**PROBLEM REQUIREMENTS**
Copy the entries below exactly. Images do not belong in the copy.

▬▬▬▬▬▬

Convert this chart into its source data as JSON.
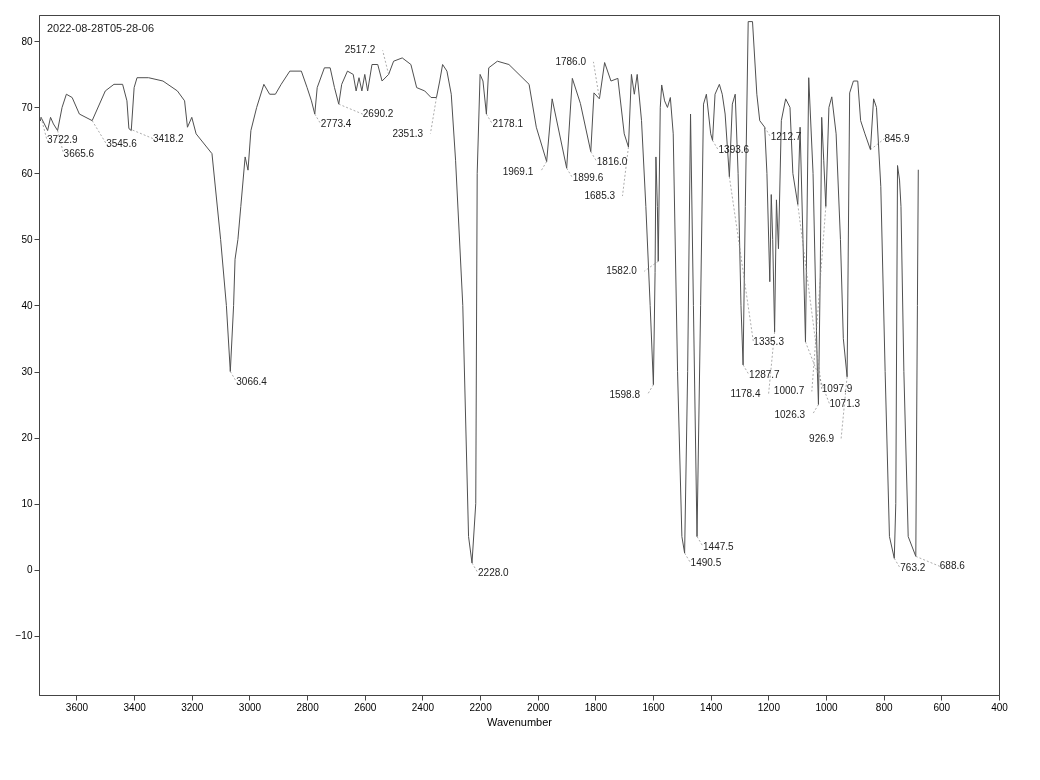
{
  "chart_data": {
    "type": "line",
    "xlabel": "Wavenumber",
    "color": "#505050",
    "xlim": [
      3730,
      400
    ],
    "ylim": [
      -19,
      84
    ],
    "xticks": [
      3600,
      3400,
      3200,
      3000,
      2800,
      2600,
      2400,
      2200,
      2000,
      1800,
      1600,
      1400,
      1200,
      1000,
      800,
      600,
      400
    ],
    "yticks": [
      -10,
      0,
      10,
      20,
      30,
      40,
      50,
      60,
      70,
      80
    ],
    "x": [
      3725,
      3722.9,
      3700,
      3690,
      3680,
      3665.6,
      3650,
      3635,
      3615,
      3590,
      3545.6,
      3500,
      3470,
      3440,
      3425,
      3418.2,
      3410,
      3400,
      3390,
      3350,
      3300,
      3250,
      3225,
      3215,
      3200,
      3185,
      3130,
      3100,
      3080,
      3066.4,
      3055,
      3050,
      3040,
      3030,
      3015,
      3005,
      2995,
      2975,
      2950,
      2930,
      2910,
      2890,
      2860,
      2820,
      2800,
      2785,
      2773.4,
      2765,
      2740,
      2720,
      2705,
      2690.2,
      2680,
      2660,
      2640,
      2630,
      2620,
      2610,
      2600,
      2590,
      2575,
      2555,
      2540,
      2517.2,
      2500,
      2470,
      2440,
      2420,
      2392,
      2370,
      2351.3,
      2340,
      2330,
      2315,
      2300,
      2285,
      2260,
      2240,
      2228.0,
      2215,
      2210,
      2200,
      2190,
      2178.1,
      2170,
      2140,
      2100,
      2030,
      2005,
      1969.1,
      1950,
      1899.6,
      1880,
      1852,
      1816.0,
      1805,
      1786.0,
      1768,
      1746,
      1722,
      1700,
      1685.3,
      1675,
      1665,
      1655,
      1640,
      1625,
      1610,
      1598.8,
      1593,
      1590,
      1585,
      1582.0,
      1575,
      1570,
      1560,
      1550,
      1540,
      1530,
      1515,
      1500,
      1490.5,
      1480,
      1470,
      1460,
      1447.5,
      1435,
      1425,
      1415,
      1400,
      1393.6,
      1385,
      1370,
      1360,
      1350,
      1335.3,
      1325,
      1315,
      1305,
      1295,
      1287.7,
      1280,
      1270,
      1255,
      1240,
      1230,
      1212.7,
      1205,
      1195,
      1190,
      1185,
      1178.4,
      1172,
      1165,
      1155,
      1140,
      1125,
      1115,
      1097.9,
      1090,
      1080,
      1071.3,
      1060,
      1045,
      1030,
      1026.3,
      1020,
      1015,
      1008,
      1000.7,
      990,
      980,
      965,
      950,
      940,
      926.9,
      918,
      905,
      890,
      880,
      865,
      845.9,
      835,
      825,
      810,
      795,
      780,
      763.2,
      758,
      752,
      745,
      740,
      730,
      715,
      688.6,
      683,
      680
    ],
    "values": [
      68,
      68.5,
      66.5,
      68.5,
      67.5,
      66.5,
      70,
      72,
      71.5,
      69,
      68,
      72.5,
      73.5,
      73.5,
      71,
      66.8,
      66.5,
      73,
      74.5,
      74.5,
      74,
      72.5,
      71,
      67,
      68.5,
      66,
      63,
      50,
      40,
      30,
      40,
      47,
      50,
      55,
      62.5,
      60.5,
      66.5,
      70,
      73.5,
      72,
      72,
      73.5,
      75.5,
      75.5,
      73,
      71,
      69,
      73,
      76,
      76,
      73,
      70.5,
      73.5,
      75.5,
      75,
      72.5,
      74.5,
      72.5,
      75,
      72.5,
      76.5,
      76.5,
      74,
      75,
      77,
      77.5,
      76.5,
      73,
      72.5,
      71.5,
      71.5,
      74,
      76.5,
      75.5,
      72,
      62,
      40,
      5,
      1,
      10,
      60,
      75,
      74,
      69,
      76,
      77,
      76.5,
      73.5,
      67,
      61.8,
      71.3,
      60.8,
      74.4,
      70.6,
      63.3,
      72.2,
      71.3,
      76.8,
      74,
      74.4,
      66,
      64,
      75,
      72,
      75,
      68,
      55,
      40,
      28,
      45,
      62.5,
      55,
      46.7,
      70,
      73.4,
      71,
      70,
      71.5,
      66,
      30,
      5,
      2.5,
      30,
      69,
      40,
      5,
      40,
      70.5,
      72,
      66,
      65,
      72,
      73.5,
      72,
      69,
      59.5,
      70.5,
      72,
      60,
      40,
      31,
      55,
      83,
      83,
      72,
      68,
      67,
      60,
      43.6,
      56.8,
      50,
      36,
      56,
      48.6,
      68,
      71.3,
      70,
      60,
      55.3,
      67,
      50,
      34.5,
      74.5,
      60,
      30,
      25,
      45,
      68.5,
      62,
      55,
      70,
      71.6,
      66,
      50,
      35,
      29.2,
      72.2,
      74,
      74,
      68,
      66,
      63.6,
      71.3,
      70,
      58,
      30,
      5,
      1.7,
      10,
      61.2,
      59,
      55,
      30,
      5,
      2,
      40,
      60.5
    ],
    "annotations": [
      "2022-08-28T05-28-06",
      {
        "text": "3722.9",
        "x": 3722.9,
        "y": 68.5
      },
      {
        "text": "3665.6",
        "x": 3665.6,
        "y": 66.5
      },
      {
        "text": "3545.6",
        "x": 3545.6,
        "y": 68
      },
      {
        "text": "3418.2",
        "x": 3418.2,
        "y": 66.8
      },
      {
        "text": "3066.4",
        "x": 3066.4,
        "y": 30
      },
      {
        "text": "2773.4",
        "x": 2773.4,
        "y": 69
      },
      {
        "text": "2690.2",
        "x": 2690.2,
        "y": 70.5
      },
      {
        "text": "2517.2",
        "x": 2517.2,
        "y": 75
      },
      {
        "text": "2351.3",
        "x": 2351.3,
        "y": 71.5
      },
      {
        "text": "2228.0",
        "x": 2228.0,
        "y": 1
      },
      {
        "text": "2178.1",
        "x": 2178.1,
        "y": 69
      },
      {
        "text": "1969.1",
        "x": 1969.1,
        "y": 61.8
      },
      {
        "text": "1899.6",
        "x": 1899.6,
        "y": 60.8
      },
      {
        "text": "1816.0",
        "x": 1816.0,
        "y": 63.3
      },
      {
        "text": "1786.0",
        "x": 1786.0,
        "y": 71.3
      },
      {
        "text": "1685.3",
        "x": 1685.3,
        "y": 64
      },
      {
        "text": "1598.8",
        "x": 1598.8,
        "y": 28
      },
      {
        "text": "1582.0",
        "x": 1582.0,
        "y": 46.7
      },
      {
        "text": "1490.5",
        "x": 1490.5,
        "y": 2.5
      },
      {
        "text": "1447.5",
        "x": 1447.5,
        "y": 5
      },
      {
        "text": "1393.6",
        "x": 1393.6,
        "y": 65
      },
      {
        "text": "1335.3",
        "x": 1335.3,
        "y": 59.5
      },
      {
        "text": "1287.7",
        "x": 1287.7,
        "y": 31
      },
      {
        "text": "1212.7",
        "x": 1212.7,
        "y": 67
      },
      {
        "text": "1178.4",
        "x": 1178.4,
        "y": 36
      },
      {
        "text": "1097.9",
        "x": 1097.9,
        "y": 55.3
      },
      {
        "text": "1071.3",
        "x": 1071.3,
        "y": 34.5
      },
      {
        "text": "1026.3",
        "x": 1026.3,
        "y": 25
      },
      {
        "text": "1000.7",
        "x": 1000.7,
        "y": 55
      },
      {
        "text": "926.9",
        "x": 926.9,
        "y": 29.2
      },
      {
        "text": "845.9",
        "x": 845.9,
        "y": 63.6
      },
      {
        "text": "763.2",
        "x": 763.2,
        "y": 1.7
      },
      {
        "text": "688.6",
        "x": 688.6,
        "y": 2
      }
    ]
  }
}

▬▬▬▬▬▬

**OUTPUT FOR THIS EXERCISE**
Convert this chart into its source data as JSON.
{
  "chart_data": {
    "type": "line",
    "xlabel": "Wavenumber",
    "color": "#505050",
    "xlim": [
      3730,
      400
    ],
    "ylim": [
      -19,
      84
    ],
    "xticks": [
      3600,
      3400,
      3200,
      3000,
      2800,
      2600,
      2400,
      2200,
      2000,
      1800,
      1600,
      1400,
      1200,
      1000,
      800,
      600,
      400
    ],
    "yticks": [
      -10,
      0,
      10,
      20,
      30,
      40,
      50,
      60,
      70,
      80
    ],
    "x": [
      3725,
      3722.9,
      3700,
      3690,
      3680,
      3665.6,
      3650,
      3635,
      3615,
      3590,
      3545.6,
      3500,
      3470,
      3440,
      3425,
      3418.2,
      3410,
      3400,
      3390,
      3350,
      3300,
      3250,
      3225,
      3215,
      3200,
      3185,
      3130,
      3100,
      3080,
      3066.4,
      3055,
      3050,
      3040,
      3030,
      3015,
      3005,
      2995,
      2975,
      2950,
      2930,
      2910,
      2890,
      2860,
      2820,
      2800,
      2785,
      2773.4,
      2765,
      2740,
      2720,
      2705,
      2690.2,
      2680,
      2660,
      2640,
      2630,
      2620,
      2610,
      2600,
      2590,
      2575,
      2555,
      2540,
      2517.2,
      2500,
      2470,
      2440,
      2420,
      2392,
      2370,
      2351.3,
      2340,
      2330,
      2315,
      2300,
      2285,
      2260,
      2240,
      2228.0,
      2215,
      2210,
      2200,
      2190,
      2178.1,
      2170,
      2140,
      2100,
      2030,
      2005,
      1969.1,
      1950,
      1899.6,
      1880,
      1852,
      1816.0,
      1805,
      1786.0,
      1768,
      1746,
      1722,
      1700,
      1685.3,
      1675,
      1665,
      1655,
      1640,
      1625,
      1610,
      1598.8,
      1593,
      1590,
      1585,
      1582.0,
      1575,
      1570,
      1560,
      1550,
      1540,
      1530,
      1515,
      1500,
      1490.5,
      1480,
      1470,
      1460,
      1447.5,
      1435,
      1425,
      1415,
      1400,
      1393.6,
      1385,
      1370,
      1360,
      1350,
      1335.3,
      1325,
      1315,
      1305,
      1295,
      1287.7,
      1280,
      1270,
      1255,
      1240,
      1230,
      1212.7,
      1205,
      1195,
      1190,
      1185,
      1178.4,
      1172,
      1165,
      1155,
      1140,
      1125,
      1115,
      1097.9,
      1090,
      1080,
      1071.3,
      1060,
      1045,
      1030,
      1026.3,
      1020,
      1015,
      1008,
      1000.7,
      990,
      980,
      965,
      950,
      940,
      926.9,
      918,
      905,
      890,
      880,
      865,
      845.9,
      835,
      825,
      810,
      795,
      780,
      763.2,
      758,
      752,
      745,
      740,
      730,
      715,
      688.6,
      683,
      680
    ],
    "values": [
      68,
      68.5,
      66.5,
      68.5,
      67.5,
      66.5,
      70,
      72,
      71.5,
      69,
      68,
      72.5,
      73.5,
      73.5,
      71,
      66.8,
      66.5,
      73,
      74.5,
      74.5,
      74,
      72.5,
      71,
      67,
      68.5,
      66,
      63,
      50,
      40,
      30,
      40,
      47,
      50,
      55,
      62.5,
      60.5,
      66.5,
      70,
      73.5,
      72,
      72,
      73.5,
      75.5,
      75.5,
      73,
      71,
      69,
      73,
      76,
      76,
      73,
      70.5,
      73.5,
      75.5,
      75,
      72.5,
      74.5,
      72.5,
      75,
      72.5,
      76.5,
      76.5,
      74,
      75,
      77,
      77.5,
      76.5,
      73,
      72.5,
      71.5,
      71.5,
      74,
      76.5,
      75.5,
      72,
      62,
      40,
      5,
      1,
      10,
      60,
      75,
      74,
      69,
      76,
      77,
      76.5,
      73.5,
      67,
      61.8,
      71.3,
      60.8,
      74.4,
      70.6,
      63.3,
      72.2,
      71.3,
      76.8,
      74,
      74.4,
      66,
      64,
      75,
      72,
      75,
      68,
      55,
      40,
      28,
      45,
      62.5,
      55,
      46.7,
      70,
      73.4,
      71,
      70,
      71.5,
      66,
      30,
      5,
      2.5,
      30,
      69,
      40,
      5,
      40,
      70.5,
      72,
      66,
      65,
      72,
      73.5,
      72,
      69,
      59.5,
      70.5,
      72,
      60,
      40,
      31,
      55,
      83,
      83,
      72,
      68,
      67,
      60,
      43.6,
      56.8,
      50,
      36,
      56,
      48.6,
      68,
      71.3,
      70,
      60,
      55.3,
      67,
      50,
      34.5,
      74.5,
      60,
      30,
      25,
      45,
      68.5,
      62,
      55,
      70,
      71.6,
      66,
      50,
      35,
      29.2,
      72.2,
      74,
      74,
      68,
      66,
      63.6,
      71.3,
      70,
      58,
      30,
      5,
      1.7,
      10,
      61.2,
      59,
      55,
      30,
      5,
      2,
      40,
      60.5
    ],
    "annotations": [
      "2022-08-28T05-28-06",
      {
        "text": "3722.9",
        "x": 3722.9,
        "y": 68.5
      },
      {
        "text": "3665.6",
        "x": 3665.6,
        "y": 66.5
      },
      {
        "text": "3545.6",
        "x": 3545.6,
        "y": 68
      },
      {
        "text": "3418.2",
        "x": 3418.2,
        "y": 66.8
      },
      {
        "text": "3066.4",
        "x": 3066.4,
        "y": 30
      },
      {
        "text": "2773.4",
        "x": 2773.4,
        "y": 69
      },
      {
        "text": "2690.2",
        "x": 2690.2,
        "y": 70.5
      },
      {
        "text": "2517.2",
        "x": 2517.2,
        "y": 75
      },
      {
        "text": "2351.3",
        "x": 2351.3,
        "y": 71.5
      },
      {
        "text": "2228.0",
        "x": 2228.0,
        "y": 1
      },
      {
        "text": "2178.1",
        "x": 2178.1,
        "y": 69
      },
      {
        "text": "1969.1",
        "x": 1969.1,
        "y": 61.8
      },
      {
        "text": "1899.6",
        "x": 1899.6,
        "y": 60.8
      },
      {
        "text": "1816.0",
        "x": 1816.0,
        "y": 63.3
      },
      {
        "text": "1786.0",
        "x": 1786.0,
        "y": 71.3
      },
      {
        "text": "1685.3",
        "x": 1685.3,
        "y": 64
      },
      {
        "text": "1598.8",
        "x": 1598.8,
        "y": 28
      },
      {
        "text": "1582.0",
        "x": 1582.0,
        "y": 46.7
      },
      {
        "text": "1490.5",
        "x": 1490.5,
        "y": 2.5
      },
      {
        "text": "1447.5",
        "x": 1447.5,
        "y": 5
      },
      {
        "text": "1393.6",
        "x": 1393.6,
        "y": 65
      },
      {
        "text": "1335.3",
        "x": 1335.3,
        "y": 59.5
      },
      {
        "text": "1287.7",
        "x": 1287.7,
        "y": 31
      },
      {
        "text": "1212.7",
        "x": 1212.7,
        "y": 67
      },
      {
        "text": "1178.4",
        "x": 1178.4,
        "y": 36
      },
      {
        "text": "1097.9",
        "x": 1097.9,
        "y": 55.3
      },
      {
        "text": "1071.3",
        "x": 1071.3,
        "y": 34.5
      },
      {
        "text": "1026.3",
        "x": 1026.3,
        "y": 25
      },
      {
        "text": "1000.7",
        "x": 1000.7,
        "y": 55
      },
      {
        "text": "926.9",
        "x": 926.9,
        "y": 29.2
      },
      {
        "text": "845.9",
        "x": 845.9,
        "y": 63.6
      },
      {
        "text": "763.2",
        "x": 763.2,
        "y": 1.7
      },
      {
        "text": "688.6",
        "x": 688.6,
        "y": 2
      }
    ]
  }
}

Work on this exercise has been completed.